#### PROBLEMS
1. Answer these questions from the House of Cards forum thread, marking your answers (a), (b) and (c):
(a) How many times has Lenny watched the show since the first series came out?
(b) Which actor starred in the original House of Cards series that thaddeus6th asks about?
(c) What is the name of the Netflix original from Ricky Gervais?
2. Shorten the paragraph in the House of Cards forum thread that begins "However, without such a stellar cast" while keeping its main facts.
3. Print the part of the House of Cards forum thread that opens with the words containing "# House of Cards" and closes with "notch in it.".
# START OF TEXT SHOWN
# House of Cards



## ratsy (Jul 31, 2013)

Has anyone watched this Netflix series?  It stars Kevin Spacey and Robin Wright and is actually quite good so far.  I have watched the first 5 episodes this week and it has me fully entranced. 

I know that it may not appeal to everyone since it is a US political drama but there is much more to the show...and Spacey is top notch in it.


----------



## Lenny (Jul 31, 2013)

Awesome show! I've watched it three times since the first series came out in February. 

If anyone doubted the quality of content created exclusively for a streaming service, then *House of Cards* proves them terribly, terribly wrong.

However, without such a stellar cast, I don't think it would have been quite as good. Kate Mara and Robin Wright did very well to keep up with Spacey, who was such a commanding presence.


----------



## ratsy (Jul 31, 2013)

I agree, I said the same thing to my wife about the cast...it really felt like it would have fallen flat with out Spacey and co.


----------



## Glitch (Aug 3, 2013)

Finished watching the series today. Would definitely recommend.


----------



## thaddeus6th (Aug 4, 2013)

Not seen this, but would be interested to know how people feel it stacks up against the original series (I mean just the first of the three House of Cards series (also entitled House of Cards) starring Ian Richardson).

I can see how, despite the different systems, it could transfer pretty easily to the US. To Play The King, on the other hand...


----------



## Lenny (Dec 13, 2013)

A trailer has been released for the second series:






I don't care what might happen, I am going to endeavour to be as single as possible come Valentine's Day.


----------



## Glisterspeck (Dec 13, 2013)

It is pretty awesome. Watched it all in a weekend. Orange is the New Black, another Netflix original, is great too. Ricky Gervais has a Netflix original called Derek that is touching and funny at times, but not quite as good as the other two.


----------



## Handra (Jan 2, 2014)

House of Cards is epic! One of the best shows I've ever watched, period. February 15-16th will find me quite indisposed. I've never watched the British original though, anyone who can compare the two?


----------
# END OF TEXT SHOWN
# START OF DATA SHOWN
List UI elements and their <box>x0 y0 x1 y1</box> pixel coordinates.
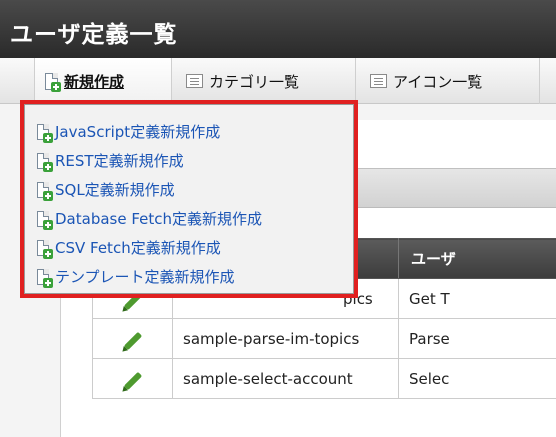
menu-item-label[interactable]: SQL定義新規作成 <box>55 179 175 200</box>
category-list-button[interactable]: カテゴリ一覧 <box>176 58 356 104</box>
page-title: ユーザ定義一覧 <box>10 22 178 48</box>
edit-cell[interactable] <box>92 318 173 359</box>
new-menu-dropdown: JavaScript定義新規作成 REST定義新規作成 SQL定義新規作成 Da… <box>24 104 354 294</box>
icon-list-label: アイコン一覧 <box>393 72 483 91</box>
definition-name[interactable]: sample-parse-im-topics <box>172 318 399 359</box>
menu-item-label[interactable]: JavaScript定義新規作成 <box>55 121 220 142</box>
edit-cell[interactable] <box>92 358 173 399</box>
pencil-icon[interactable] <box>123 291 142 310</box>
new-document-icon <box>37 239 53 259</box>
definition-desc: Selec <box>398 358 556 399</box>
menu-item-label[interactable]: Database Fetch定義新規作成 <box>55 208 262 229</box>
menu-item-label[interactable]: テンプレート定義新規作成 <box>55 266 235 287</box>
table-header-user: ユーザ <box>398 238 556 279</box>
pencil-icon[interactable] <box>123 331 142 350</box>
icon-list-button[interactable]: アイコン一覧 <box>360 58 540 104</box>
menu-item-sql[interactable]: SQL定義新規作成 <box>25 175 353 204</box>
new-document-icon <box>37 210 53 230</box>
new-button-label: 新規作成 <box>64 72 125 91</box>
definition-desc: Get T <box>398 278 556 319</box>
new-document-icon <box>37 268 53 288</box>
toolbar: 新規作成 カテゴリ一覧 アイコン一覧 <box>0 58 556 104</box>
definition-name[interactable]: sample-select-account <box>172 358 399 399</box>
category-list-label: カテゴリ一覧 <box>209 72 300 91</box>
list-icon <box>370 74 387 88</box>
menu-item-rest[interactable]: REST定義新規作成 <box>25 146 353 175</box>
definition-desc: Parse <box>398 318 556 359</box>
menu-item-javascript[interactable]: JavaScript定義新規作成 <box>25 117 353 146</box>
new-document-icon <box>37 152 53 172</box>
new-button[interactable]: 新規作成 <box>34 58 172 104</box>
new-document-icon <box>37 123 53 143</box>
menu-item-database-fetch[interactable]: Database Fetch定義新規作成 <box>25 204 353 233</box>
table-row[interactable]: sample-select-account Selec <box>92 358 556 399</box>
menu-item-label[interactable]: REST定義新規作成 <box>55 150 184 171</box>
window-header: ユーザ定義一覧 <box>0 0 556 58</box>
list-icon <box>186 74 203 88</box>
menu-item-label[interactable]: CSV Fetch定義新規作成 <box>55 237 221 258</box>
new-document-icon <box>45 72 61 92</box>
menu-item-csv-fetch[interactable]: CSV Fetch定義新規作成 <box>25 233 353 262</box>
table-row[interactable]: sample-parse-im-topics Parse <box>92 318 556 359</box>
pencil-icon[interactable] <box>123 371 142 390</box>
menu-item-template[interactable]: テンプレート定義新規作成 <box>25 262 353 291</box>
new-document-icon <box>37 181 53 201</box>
# END OF DATA SHOWN
# START OF DATA SHOWN
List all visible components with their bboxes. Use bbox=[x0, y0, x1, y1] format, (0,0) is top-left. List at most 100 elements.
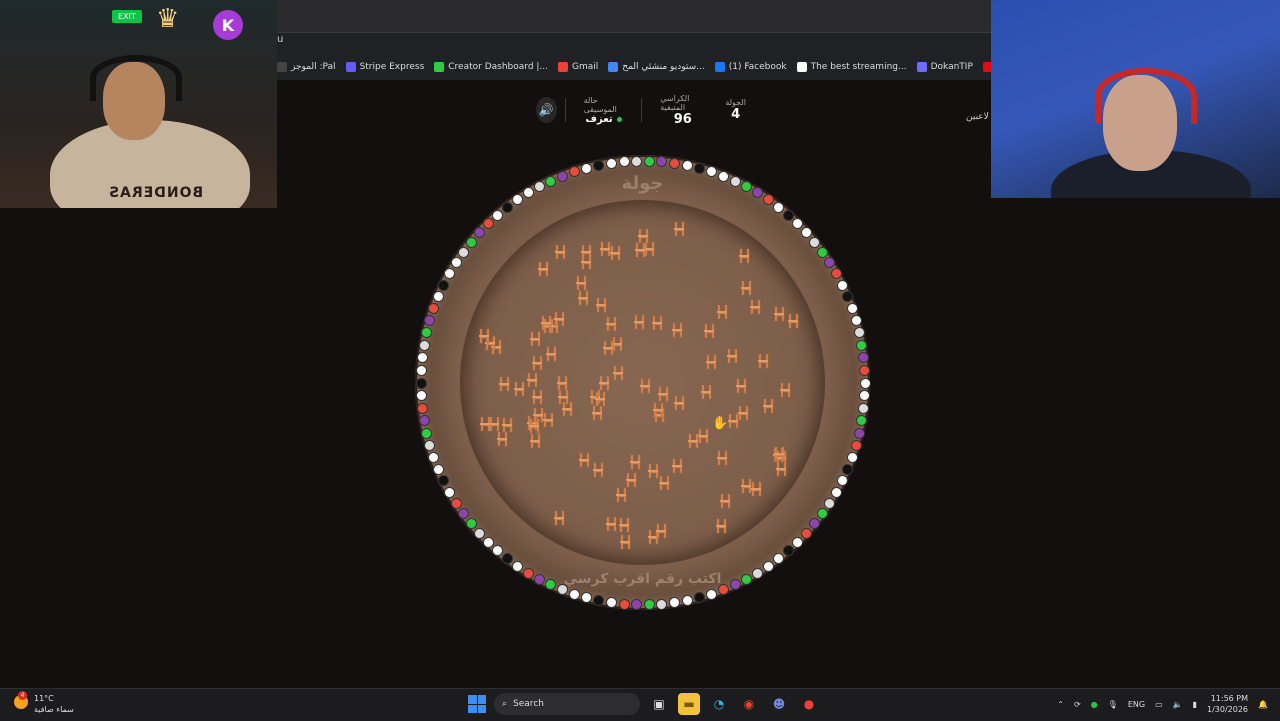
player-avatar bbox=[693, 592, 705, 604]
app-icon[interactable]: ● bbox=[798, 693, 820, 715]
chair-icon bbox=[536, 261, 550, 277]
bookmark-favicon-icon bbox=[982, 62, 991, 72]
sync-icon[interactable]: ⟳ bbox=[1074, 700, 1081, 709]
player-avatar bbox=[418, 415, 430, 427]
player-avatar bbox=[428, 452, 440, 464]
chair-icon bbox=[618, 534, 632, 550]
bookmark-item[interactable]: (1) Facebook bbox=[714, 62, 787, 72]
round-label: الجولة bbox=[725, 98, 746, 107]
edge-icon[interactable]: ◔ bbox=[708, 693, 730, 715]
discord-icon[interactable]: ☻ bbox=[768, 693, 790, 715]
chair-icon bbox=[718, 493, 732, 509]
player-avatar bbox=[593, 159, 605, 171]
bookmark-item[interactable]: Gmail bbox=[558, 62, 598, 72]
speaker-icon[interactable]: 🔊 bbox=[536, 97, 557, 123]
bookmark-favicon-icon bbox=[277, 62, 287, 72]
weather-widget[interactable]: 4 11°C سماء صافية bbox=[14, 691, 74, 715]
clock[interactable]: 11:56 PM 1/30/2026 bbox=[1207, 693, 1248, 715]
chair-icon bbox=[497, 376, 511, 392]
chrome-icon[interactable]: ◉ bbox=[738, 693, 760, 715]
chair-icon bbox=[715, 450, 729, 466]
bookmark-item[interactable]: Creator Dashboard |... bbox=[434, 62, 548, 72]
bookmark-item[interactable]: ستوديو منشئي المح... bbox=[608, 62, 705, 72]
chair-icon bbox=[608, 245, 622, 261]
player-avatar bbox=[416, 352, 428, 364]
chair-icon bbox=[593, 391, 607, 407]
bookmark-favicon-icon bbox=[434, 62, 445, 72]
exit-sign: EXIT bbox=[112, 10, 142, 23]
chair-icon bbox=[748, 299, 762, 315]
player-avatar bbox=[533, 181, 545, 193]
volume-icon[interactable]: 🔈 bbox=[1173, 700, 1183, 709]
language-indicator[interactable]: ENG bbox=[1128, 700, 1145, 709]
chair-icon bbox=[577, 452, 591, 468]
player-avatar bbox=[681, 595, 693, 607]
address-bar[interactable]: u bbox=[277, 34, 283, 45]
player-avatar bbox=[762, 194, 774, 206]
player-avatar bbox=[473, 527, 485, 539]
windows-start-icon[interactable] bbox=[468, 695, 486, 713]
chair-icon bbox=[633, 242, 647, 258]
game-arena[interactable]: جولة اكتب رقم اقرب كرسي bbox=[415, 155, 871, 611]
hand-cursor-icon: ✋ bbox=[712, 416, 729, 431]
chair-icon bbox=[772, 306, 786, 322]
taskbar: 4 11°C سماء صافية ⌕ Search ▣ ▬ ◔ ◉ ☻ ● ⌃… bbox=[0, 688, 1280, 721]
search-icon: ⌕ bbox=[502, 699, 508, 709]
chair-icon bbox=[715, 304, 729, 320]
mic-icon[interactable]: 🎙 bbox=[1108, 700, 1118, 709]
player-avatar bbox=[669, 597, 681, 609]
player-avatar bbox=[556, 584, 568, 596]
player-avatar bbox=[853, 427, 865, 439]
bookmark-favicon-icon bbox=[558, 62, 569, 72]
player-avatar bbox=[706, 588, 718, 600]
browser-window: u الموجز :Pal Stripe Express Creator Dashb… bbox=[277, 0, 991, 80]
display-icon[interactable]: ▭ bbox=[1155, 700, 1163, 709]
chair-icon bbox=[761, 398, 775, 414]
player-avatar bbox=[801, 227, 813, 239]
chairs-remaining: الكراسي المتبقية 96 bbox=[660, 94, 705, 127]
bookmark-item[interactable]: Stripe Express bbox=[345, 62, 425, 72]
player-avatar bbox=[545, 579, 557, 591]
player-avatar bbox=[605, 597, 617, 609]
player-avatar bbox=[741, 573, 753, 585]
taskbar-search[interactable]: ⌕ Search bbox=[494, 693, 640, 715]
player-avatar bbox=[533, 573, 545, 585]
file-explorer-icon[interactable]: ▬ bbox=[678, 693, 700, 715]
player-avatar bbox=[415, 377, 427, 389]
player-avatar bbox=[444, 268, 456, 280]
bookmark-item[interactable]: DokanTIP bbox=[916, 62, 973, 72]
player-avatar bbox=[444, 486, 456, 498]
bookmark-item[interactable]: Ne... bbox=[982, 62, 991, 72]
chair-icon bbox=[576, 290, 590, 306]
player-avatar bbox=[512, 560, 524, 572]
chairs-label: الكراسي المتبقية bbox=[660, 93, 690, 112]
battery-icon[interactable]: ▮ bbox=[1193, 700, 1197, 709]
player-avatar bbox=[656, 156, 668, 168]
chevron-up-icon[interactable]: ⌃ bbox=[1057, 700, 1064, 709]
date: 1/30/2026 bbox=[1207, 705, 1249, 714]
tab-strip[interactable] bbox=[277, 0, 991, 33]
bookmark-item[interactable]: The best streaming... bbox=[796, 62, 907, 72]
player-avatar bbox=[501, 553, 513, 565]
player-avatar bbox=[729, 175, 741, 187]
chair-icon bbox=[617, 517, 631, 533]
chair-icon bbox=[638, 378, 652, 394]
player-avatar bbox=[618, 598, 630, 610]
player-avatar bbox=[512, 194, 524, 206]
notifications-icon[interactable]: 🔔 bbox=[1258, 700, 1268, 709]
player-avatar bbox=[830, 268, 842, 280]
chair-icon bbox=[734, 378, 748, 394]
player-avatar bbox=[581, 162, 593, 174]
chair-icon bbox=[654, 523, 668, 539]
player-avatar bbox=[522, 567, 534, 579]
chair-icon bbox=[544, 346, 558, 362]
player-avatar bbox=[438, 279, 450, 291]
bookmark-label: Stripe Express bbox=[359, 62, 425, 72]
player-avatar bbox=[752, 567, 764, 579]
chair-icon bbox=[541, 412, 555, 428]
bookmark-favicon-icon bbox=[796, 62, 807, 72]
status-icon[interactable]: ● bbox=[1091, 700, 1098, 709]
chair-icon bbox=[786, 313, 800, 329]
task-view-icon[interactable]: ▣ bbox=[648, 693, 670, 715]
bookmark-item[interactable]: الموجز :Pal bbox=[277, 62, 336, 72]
# END OF DATA SHOWN
#### ANSWERS TO THE EXERCISES
1.
(a) Three times.
(b) Ian Richardson.
(c) Derek.

2. Without its stellar cast, the show would probably not have been quite as good. Kate Mara and Robin Wright kept up well with Spacey, who had a commanding presence.

3.
# House of Cards



## ratsy (Jul 31, 2013)

Has anyone watched this Netflix series?  It stars Kevin Spacey and Robin Wright and is actually quite good so far.  I have watched the first 5 episodes this week and it has me fully entranced. 

I know that it may not appeal to everyone since it is a US political drama but there is much more to the show...and Spacey is top notch in it.